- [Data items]
↓↓↓
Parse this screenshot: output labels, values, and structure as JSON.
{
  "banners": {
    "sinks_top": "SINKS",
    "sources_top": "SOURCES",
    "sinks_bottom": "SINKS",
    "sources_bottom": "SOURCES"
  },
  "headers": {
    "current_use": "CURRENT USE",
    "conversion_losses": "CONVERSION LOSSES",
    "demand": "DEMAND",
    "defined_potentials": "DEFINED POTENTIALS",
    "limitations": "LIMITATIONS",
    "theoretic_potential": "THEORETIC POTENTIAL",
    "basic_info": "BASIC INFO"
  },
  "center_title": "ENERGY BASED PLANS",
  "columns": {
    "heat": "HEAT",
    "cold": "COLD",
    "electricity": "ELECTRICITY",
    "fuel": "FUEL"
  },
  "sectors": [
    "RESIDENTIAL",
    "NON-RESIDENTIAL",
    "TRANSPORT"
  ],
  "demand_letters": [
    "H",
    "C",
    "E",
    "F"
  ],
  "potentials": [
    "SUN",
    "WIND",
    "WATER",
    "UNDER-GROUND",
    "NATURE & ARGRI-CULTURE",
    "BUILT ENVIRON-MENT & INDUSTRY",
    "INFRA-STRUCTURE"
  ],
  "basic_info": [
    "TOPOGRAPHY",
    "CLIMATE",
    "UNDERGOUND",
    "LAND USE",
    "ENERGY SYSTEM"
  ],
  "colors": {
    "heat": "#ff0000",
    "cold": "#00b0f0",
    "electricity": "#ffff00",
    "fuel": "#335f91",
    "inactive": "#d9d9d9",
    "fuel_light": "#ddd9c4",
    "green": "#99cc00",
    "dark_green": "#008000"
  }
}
↑↑↑
- [Your objective] Repeat the listing in full, keeping every line exactly as it is.

- [Output]
Parse this screenshot: output labels, values, and structure as JSON.
{
  "banners": {
    "sinks_top": "SINKS",
    "sources_top": "SOURCES",
    "sinks_bottom": "SINKS",
    "sources_bottom": "SOURCES"
  },
  "headers": {
    "current_use": "CURRENT USE",
    "conversion_losses": "CONVERSION LOSSES",
    "demand": "DEMAND",
    "defined_potentials": "DEFINED POTENTIALS",
    "limitations": "LIMITATIONS",
    "theoretic_potential": "THEORETIC POTENTIAL",
    "basic_info": "BASIC INFO"
  },
  "center_title": "ENERGY BASED PLANS",
  "columns": {
    "heat": "HEAT",
    "cold": "COLD",
    "electricity": "ELECTRICITY",
    "fuel": "FUEL"
  },
  "sectors": [
    "RESIDENTIAL",
    "NON-RESIDENTIAL",
    "TRANSPORT"
  ],
  "demand_letters": [
    "H",
    "C",
    "E",
    "F"
  ],
  "potentials": [
    "SUN",
    "WIND",
    "WATER",
    "UNDER-GROUND",
    "NATURE & ARGRI-CULTURE",
    "BUILT ENVIRON-MENT & INDUSTRY",
    "INFRA-STRUCTURE"
  ],
  "basic_info": [
    "TOPOGRAPHY",
    "CLIMATE",
    "UNDERGOUND",
    "LAND USE",
    "ENERGY SYSTEM"
  ],
  "colors": {
    "heat": "#ff0000",
    "cold": "#00b0f0",
    "electricity": "#ffff00",
    "fuel": "#335f91",
    "inactive": "#d9d9d9",
    "fuel_light": "#ddd9c4",
    "green": "#99cc00",
    "dark_green": "#008000"
  }
}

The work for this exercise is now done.